_OBJECTIVE_. For each line below that contains the string "Дизайнер", copy that line.

-- START OF DATASET EXTRACT --

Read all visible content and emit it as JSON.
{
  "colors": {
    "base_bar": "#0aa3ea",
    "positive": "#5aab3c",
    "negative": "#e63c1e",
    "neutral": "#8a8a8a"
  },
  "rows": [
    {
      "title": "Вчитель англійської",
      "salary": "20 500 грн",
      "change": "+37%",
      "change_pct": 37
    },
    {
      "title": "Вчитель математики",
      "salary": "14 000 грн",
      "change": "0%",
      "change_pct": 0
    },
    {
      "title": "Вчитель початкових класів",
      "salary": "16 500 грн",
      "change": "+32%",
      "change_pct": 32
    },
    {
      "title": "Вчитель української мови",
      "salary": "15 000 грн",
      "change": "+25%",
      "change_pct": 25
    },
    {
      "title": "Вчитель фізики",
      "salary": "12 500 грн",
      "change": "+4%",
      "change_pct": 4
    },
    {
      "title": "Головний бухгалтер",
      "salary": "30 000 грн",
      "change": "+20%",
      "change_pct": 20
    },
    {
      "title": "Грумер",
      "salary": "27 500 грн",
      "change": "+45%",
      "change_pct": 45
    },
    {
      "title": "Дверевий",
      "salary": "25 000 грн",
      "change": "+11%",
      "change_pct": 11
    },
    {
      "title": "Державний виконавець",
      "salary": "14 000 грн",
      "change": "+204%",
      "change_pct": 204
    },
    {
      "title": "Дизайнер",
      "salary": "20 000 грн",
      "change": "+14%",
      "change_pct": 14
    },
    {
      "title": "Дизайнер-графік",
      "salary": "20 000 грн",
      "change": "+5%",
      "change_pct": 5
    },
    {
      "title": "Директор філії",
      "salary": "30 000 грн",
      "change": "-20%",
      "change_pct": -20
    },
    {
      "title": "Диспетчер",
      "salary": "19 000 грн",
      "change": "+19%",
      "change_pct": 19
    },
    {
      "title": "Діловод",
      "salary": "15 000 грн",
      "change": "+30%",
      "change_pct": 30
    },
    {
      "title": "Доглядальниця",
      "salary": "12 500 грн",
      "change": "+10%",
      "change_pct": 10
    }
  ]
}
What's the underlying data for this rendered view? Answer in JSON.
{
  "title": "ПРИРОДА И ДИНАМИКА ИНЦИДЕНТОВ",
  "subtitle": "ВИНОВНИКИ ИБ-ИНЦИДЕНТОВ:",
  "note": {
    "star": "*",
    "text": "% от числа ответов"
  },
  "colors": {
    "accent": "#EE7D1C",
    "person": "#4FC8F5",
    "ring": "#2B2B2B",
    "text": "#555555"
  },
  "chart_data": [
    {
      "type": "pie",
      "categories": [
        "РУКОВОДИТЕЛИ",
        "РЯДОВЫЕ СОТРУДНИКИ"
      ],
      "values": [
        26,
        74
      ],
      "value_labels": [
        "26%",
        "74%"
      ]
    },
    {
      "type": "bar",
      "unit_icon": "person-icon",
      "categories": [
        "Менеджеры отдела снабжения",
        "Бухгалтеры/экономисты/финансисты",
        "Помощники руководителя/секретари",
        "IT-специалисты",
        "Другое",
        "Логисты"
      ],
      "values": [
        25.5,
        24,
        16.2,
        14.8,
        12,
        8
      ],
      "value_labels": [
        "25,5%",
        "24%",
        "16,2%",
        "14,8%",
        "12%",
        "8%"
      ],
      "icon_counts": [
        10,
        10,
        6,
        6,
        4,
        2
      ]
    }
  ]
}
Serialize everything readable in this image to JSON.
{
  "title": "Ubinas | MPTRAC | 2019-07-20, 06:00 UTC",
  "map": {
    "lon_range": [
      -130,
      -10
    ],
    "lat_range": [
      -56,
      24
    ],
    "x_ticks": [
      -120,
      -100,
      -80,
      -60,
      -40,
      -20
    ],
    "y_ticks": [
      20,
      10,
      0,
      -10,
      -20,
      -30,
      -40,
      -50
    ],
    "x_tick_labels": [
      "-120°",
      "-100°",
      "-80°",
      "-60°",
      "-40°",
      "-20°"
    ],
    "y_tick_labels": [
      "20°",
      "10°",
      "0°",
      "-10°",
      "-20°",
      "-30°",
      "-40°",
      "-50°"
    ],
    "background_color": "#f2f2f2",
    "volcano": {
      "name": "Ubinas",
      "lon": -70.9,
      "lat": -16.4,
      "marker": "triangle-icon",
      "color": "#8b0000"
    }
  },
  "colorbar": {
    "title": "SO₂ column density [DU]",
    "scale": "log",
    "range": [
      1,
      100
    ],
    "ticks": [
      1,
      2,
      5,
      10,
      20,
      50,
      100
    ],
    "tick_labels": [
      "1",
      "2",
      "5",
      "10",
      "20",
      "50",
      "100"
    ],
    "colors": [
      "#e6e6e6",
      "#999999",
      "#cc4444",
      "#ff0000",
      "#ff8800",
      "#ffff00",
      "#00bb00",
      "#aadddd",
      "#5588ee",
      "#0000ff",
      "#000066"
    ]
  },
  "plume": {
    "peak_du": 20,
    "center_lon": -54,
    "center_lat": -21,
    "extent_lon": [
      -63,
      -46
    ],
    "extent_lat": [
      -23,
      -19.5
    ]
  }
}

-- END OF DATASET EXTRACT --

_RESPONSE TO THE EXERCISE_.
      "title": "Дизайнер",
      "title": "Дизайнер-графік",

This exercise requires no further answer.